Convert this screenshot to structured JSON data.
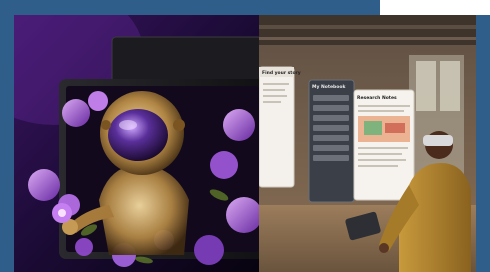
{
  "left_image": {
    "subject": "astronaut-tablet-illustration",
    "colors": {
      "background": "#1b0b35",
      "accent": "#a04bd8"
    }
  },
  "right_image": {
    "subject": "mixed-reality-headset-workspace",
    "window_left": {
      "title": "Find your story"
    },
    "window_middle": {
      "title": "My Notebook"
    },
    "window_right": {
      "title": "Research Notes"
    },
    "colors": {
      "wall": "#6e5a48",
      "jacket": "#b3862f"
    }
  }
}
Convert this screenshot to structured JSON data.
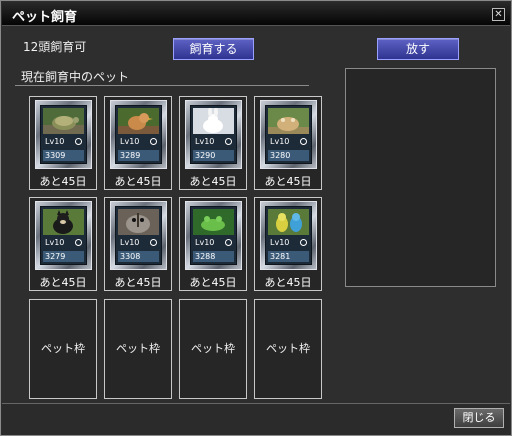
{
  "window": {
    "title": "ペット飼育",
    "close_icon": "close-icon"
  },
  "header": {
    "capacity": "12頭飼育可",
    "breed_label": "飼育する",
    "release_label": "放す"
  },
  "section": {
    "label": "現在飼育中のペット"
  },
  "pets": [
    {
      "level": "Lv10",
      "id": "3309",
      "days": "あと45日",
      "picture": "turtle"
    },
    {
      "level": "Lv10",
      "id": "3289",
      "days": "あと45日",
      "picture": "chick"
    },
    {
      "level": "Lv10",
      "id": "3290",
      "days": "あと45日",
      "picture": "rabbit"
    },
    {
      "level": "Lv10",
      "id": "3280",
      "days": "あと45日",
      "picture": "hamster"
    },
    {
      "level": "Lv10",
      "id": "3279",
      "days": "あと45日",
      "picture": "dog"
    },
    {
      "level": "Lv10",
      "id": "3308",
      "days": "あと45日",
      "picture": "sugar-glider"
    },
    {
      "level": "Lv10",
      "id": "3288",
      "days": "あと45日",
      "picture": "frog"
    },
    {
      "level": "Lv10",
      "id": "3281",
      "days": "あと45日",
      "picture": "parakeets"
    }
  ],
  "empty_slots": [
    {
      "label": "ペット枠"
    },
    {
      "label": "ペット枠"
    },
    {
      "label": "ペット枠"
    },
    {
      "label": "ペット枠"
    }
  ],
  "footer": {
    "close_label": "閉じる"
  }
}
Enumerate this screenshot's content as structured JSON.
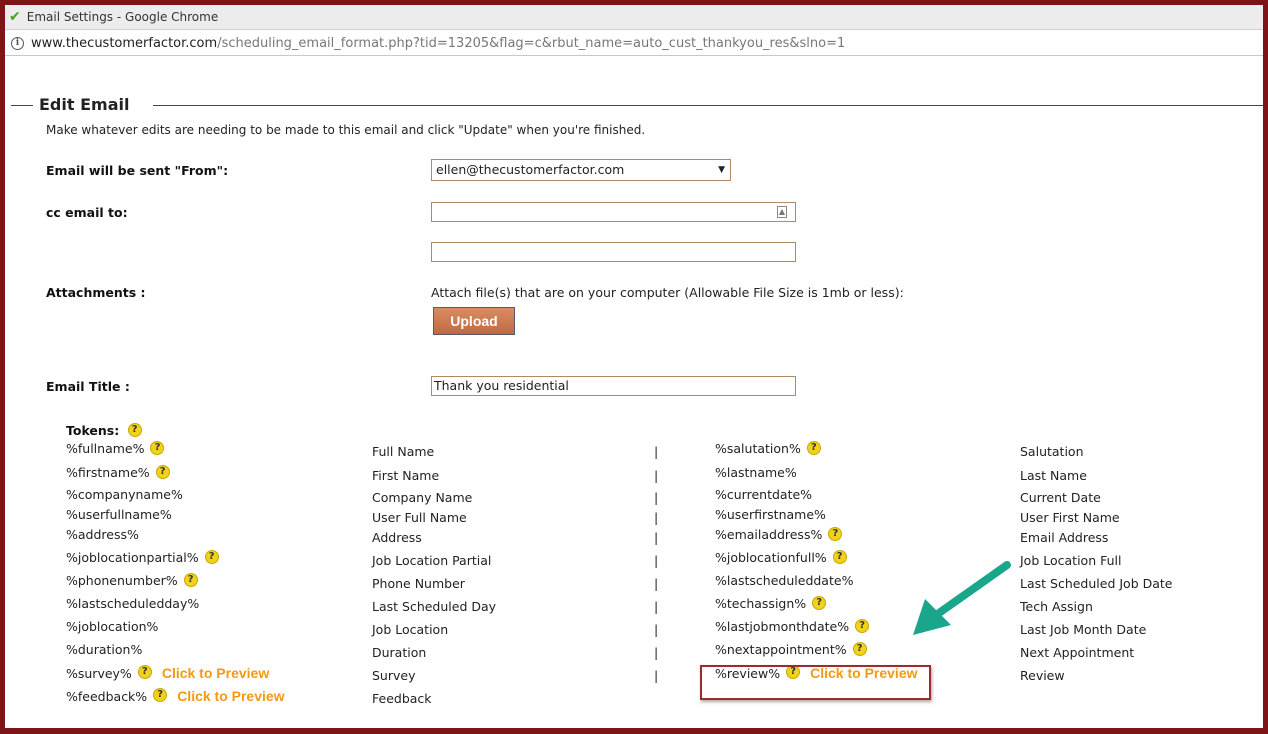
{
  "window": {
    "title": "Email Settings - Google Chrome",
    "url_host": "www.thecustomerfactor.com",
    "url_path": "/scheduling_email_format.php?tid=13205&flag=c&rbut_name=auto_cust_thankyou_res&slno=1"
  },
  "form": {
    "legend": "Edit Email",
    "instructions": "Make whatever edits are needing to be made to this email and click \"Update\" when you're finished.",
    "from_label": "Email will be sent \"From\":",
    "from_value": "ellen@thecustomerfactor.com",
    "cc_label": "cc email to:",
    "cc_value": "",
    "cc_value2": "",
    "attachments_label": "Attachments :",
    "attach_text": "Attach file(s) that are on your computer (Allowable File Size is 1mb or less):",
    "upload_label": "Upload",
    "title_label": "Email Title :",
    "title_value": "Thank you residential"
  },
  "tokens": {
    "label": "Tokens:",
    "help_glyph": "?",
    "separator": "|",
    "preview_label": "Click to Preview",
    "left": [
      {
        "token": "%fullname%",
        "desc": "Full Name",
        "help": true,
        "preview": false
      },
      {
        "token": "%firstname%",
        "desc": "First Name",
        "help": true,
        "preview": false
      },
      {
        "token": "%companyname%",
        "desc": "Company Name",
        "help": false,
        "preview": false
      },
      {
        "token": "%userfullname%",
        "desc": "User Full Name",
        "help": false,
        "preview": false
      },
      {
        "token": "%address%",
        "desc": "Address",
        "help": false,
        "preview": false
      },
      {
        "token": "%joblocationpartial%",
        "desc": "Job Location Partial",
        "help": true,
        "preview": false
      },
      {
        "token": "%phonenumber%",
        "desc": "Phone Number",
        "help": true,
        "preview": false
      },
      {
        "token": "%lastscheduledday%",
        "desc": "Last Scheduled Day",
        "help": false,
        "preview": false
      },
      {
        "token": "%joblocation%",
        "desc": "Job Location",
        "help": false,
        "preview": false
      },
      {
        "token": "%duration%",
        "desc": "Duration",
        "help": false,
        "preview": false
      },
      {
        "token": "%survey%",
        "desc": "Survey",
        "help": true,
        "preview": true
      },
      {
        "token": "%feedback%",
        "desc": "Feedback",
        "help": true,
        "preview": true
      }
    ],
    "right": [
      {
        "token": "%salutation%",
        "desc": "Salutation",
        "help": true,
        "preview": false
      },
      {
        "token": "%lastname%",
        "desc": "Last Name",
        "help": false,
        "preview": false
      },
      {
        "token": "%currentdate%",
        "desc": "Current Date",
        "help": false,
        "preview": false
      },
      {
        "token": "%userfirstname%",
        "desc": "User First Name",
        "help": false,
        "preview": false
      },
      {
        "token": "%emailaddress%",
        "desc": "Email Address",
        "help": true,
        "preview": false
      },
      {
        "token": "%joblocationfull%",
        "desc": "Job Location Full",
        "help": true,
        "preview": false
      },
      {
        "token": "%lastscheduleddate%",
        "desc": "Last Scheduled Job Date",
        "help": false,
        "preview": false
      },
      {
        "token": "%techassign%",
        "desc": "Tech Assign",
        "help": true,
        "preview": false
      },
      {
        "token": "%lastjobmonthdate%",
        "desc": "Last Job Month Date",
        "help": true,
        "preview": false
      },
      {
        "token": "%nextappointment%",
        "desc": "Next Appointment",
        "help": true,
        "preview": false
      },
      {
        "token": "%review%",
        "desc": "Review",
        "help": true,
        "preview": true
      }
    ]
  },
  "colors": {
    "frame": "#7f1416",
    "preview_link": "#f29a11",
    "annotation_arrow": "#1aa68a",
    "highlight_box": "#9c2b2b"
  }
}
____________________
Stated exercise: Quote the preceding records in their entirety, excluding every picture.

Solution for this problem:
Convert this screenshot to structured JSON data.
{
  "left_image": {
    "subject": "astronaut-tablet-illustration",
    "colors": {
      "background": "#1b0b35",
      "accent": "#a04bd8"
    }
  },
  "right_image": {
    "subject": "mixed-reality-headset-workspace",
    "window_left": {
      "title": "Find your story"
    },
    "window_middle": {
      "title": "My Notebook"
    },
    "window_right": {
      "title": "Research Notes"
    },
    "colors": {
      "wall": "#6e5a48",
      "jacket": "#b3862f"
    }
  }
}
Convert this screenshot to structured JSON data.
{
  "window": {
    "title": "ペット飼育",
    "close_icon": "close-icon"
  },
  "header": {
    "capacity": "12頭飼育可",
    "breed_label": "飼育する",
    "release_label": "放す"
  },
  "section": {
    "label": "現在飼育中のペット"
  },
  "pets": [
    {
      "level": "Lv10",
      "id": "3309",
      "days": "あと45日",
      "picture": "turtle"
    },
    {
      "level": "Lv10",
      "id": "3289",
      "days": "あと45日",
      "picture": "chick"
    },
    {
      "level": "Lv10",
      "id": "3290",
      "days": "あと45日",
      "picture": "rabbit"
    },
    {
      "level": "Lv10",
      "id": "3280",
      "days": "あと45日",
      "picture": "hamster"
    },
    {
      "level": "Lv10",
      "id": "3279",
      "days": "あと45日",
      "picture": "dog"
    },
    {
      "level": "Lv10",
      "id": "3308",
      "days": "あと45日",
      "picture": "sugar-glider"
    },
    {
      "level": "Lv10",
      "id": "3288",
      "days": "あと45日",
      "picture": "frog"
    },
    {
      "level": "Lv10",
      "id": "3281",
      "days": "あと45日",
      "picture": "parakeets"
    }
  ],
  "empty_slots": [
    {
      "label": "ペット枠"
    },
    {
      "label": "ペット枠"
    },
    {
      "label": "ペット枠"
    },
    {
      "label": "ペット枠"
    }
  ],
  "footer": {
    "close_label": "閉じる"
  }
}
Enumerate this screenshot's content as structured JSON.
{
  "window": {
    "title": "Email Settings - Google Chrome",
    "url_host": "www.thecustomerfactor.com",
    "url_path": "/scheduling_email_format.php?tid=13205&flag=c&rbut_name=auto_cust_thankyou_res&slno=1"
  },
  "form": {
    "legend": "Edit Email",
    "instructions": "Make whatever edits are needing to be made to this email and click \"Update\" when you're finished.",
    "from_label": "Email will be sent \"From\":",
    "from_value": "ellen@thecustomerfactor.com",
    "cc_label": "cc email to:",
    "cc_value": "",
    "cc_value2": "",
    "attachments_label": "Attachments :",
    "attach_text": "Attach file(s) that are on your computer (Allowable File Size is 1mb or less):",
    "upload_label": "Upload",
    "title_label": "Email Title :",
    "title_value": "Thank you residential"
  },
  "tokens": {
    "label": "Tokens:",
    "help_glyph": "?",
    "separator": "|",
    "preview_label": "Click to Preview",
    "left": [
      {
        "token": "%fullname%",
        "desc": "Full Name",
        "help": true,
        "preview": false
      },
      {
        "token": "%firstname%",
        "desc": "First Name",
        "help": true,
        "preview": false
      },
      {
        "token": "%companyname%",
        "desc": "Company Name",
        "help": false,
        "preview": false
      },
      {
        "token": "%userfullname%",
        "desc": "User Full Name",
        "help": false,
        "preview": false
      },
      {
        "token": "%address%",
        "desc": "Address",
        "help": false,
        "preview": false
      },
      {
        "token": "%joblocationpartial%",
        "desc": "Job Location Partial",
        "help": true,
        "preview": false
      },
      {
        "token": "%phonenumber%",
        "desc": "Phone Number",
        "help": true,
        "preview": false
      },
      {
        "token": "%lastscheduledday%",
        "desc": "Last Scheduled Day",
        "help": false,
        "preview": false
      },
      {
        "token": "%joblocation%",
        "desc": "Job Location",
        "help": false,
        "preview": false
      },
      {
        "token": "%duration%",
        "desc": "Duration",
        "help": false,
        "preview": false
      },
      {
        "token": "%survey%",
        "desc": "Survey",
        "help": true,
        "preview": true
      },
      {
        "token": "%feedback%",
        "desc": "Feedback",
        "help": true,
        "preview": true
      }
    ],
    "right": [
      {
        "token": "%salutation%",
        "desc": "Salutation",
        "help": true,
        "preview": false
      },
      {
        "token": "%lastname%",
        "desc": "Last Name",
        "help": false,
        "preview": false
      },
      {
        "token": "%currentdate%",
        "desc": "Current Date",
        "help": false,
        "preview": false
      },
      {
        "token": "%userfirstname%",
        "desc": "User First Name",
        "help": false,
        "preview": false
      },
      {
        "token": "%emailaddress%",
        "desc": "Email Address",
        "help": true,
        "preview": false
      },
      {
        "token": "%joblocationfull%",
        "desc": "Job Location Full",
        "help": true,
        "preview": false
      },
      {
        "token": "%lastscheduleddate%",
        "desc": "Last Scheduled Job Date",
        "help": false,
        "preview": false
      },
      {
        "token": "%techassign%",
        "desc": "Tech Assign",
        "help": true,
        "preview": false
      },
      {
        "token": "%lastjobmonthdate%",
        "desc": "Last Job Month Date",
        "help": true,
        "preview": false
      },
      {
        "token": "%nextappointment%",
        "desc": "Next Appointment",
        "help": true,
        "preview": false
      },
      {
        "token": "%review%",
        "desc": "Review",
        "help": true,
        "preview": true
      }
    ]
  },
  "colors": {
    "frame": "#7f1416",
    "preview_link": "#f29a11",
    "annotation_arrow": "#1aa68a",
    "highlight_box": "#9c2b2b"
  }
}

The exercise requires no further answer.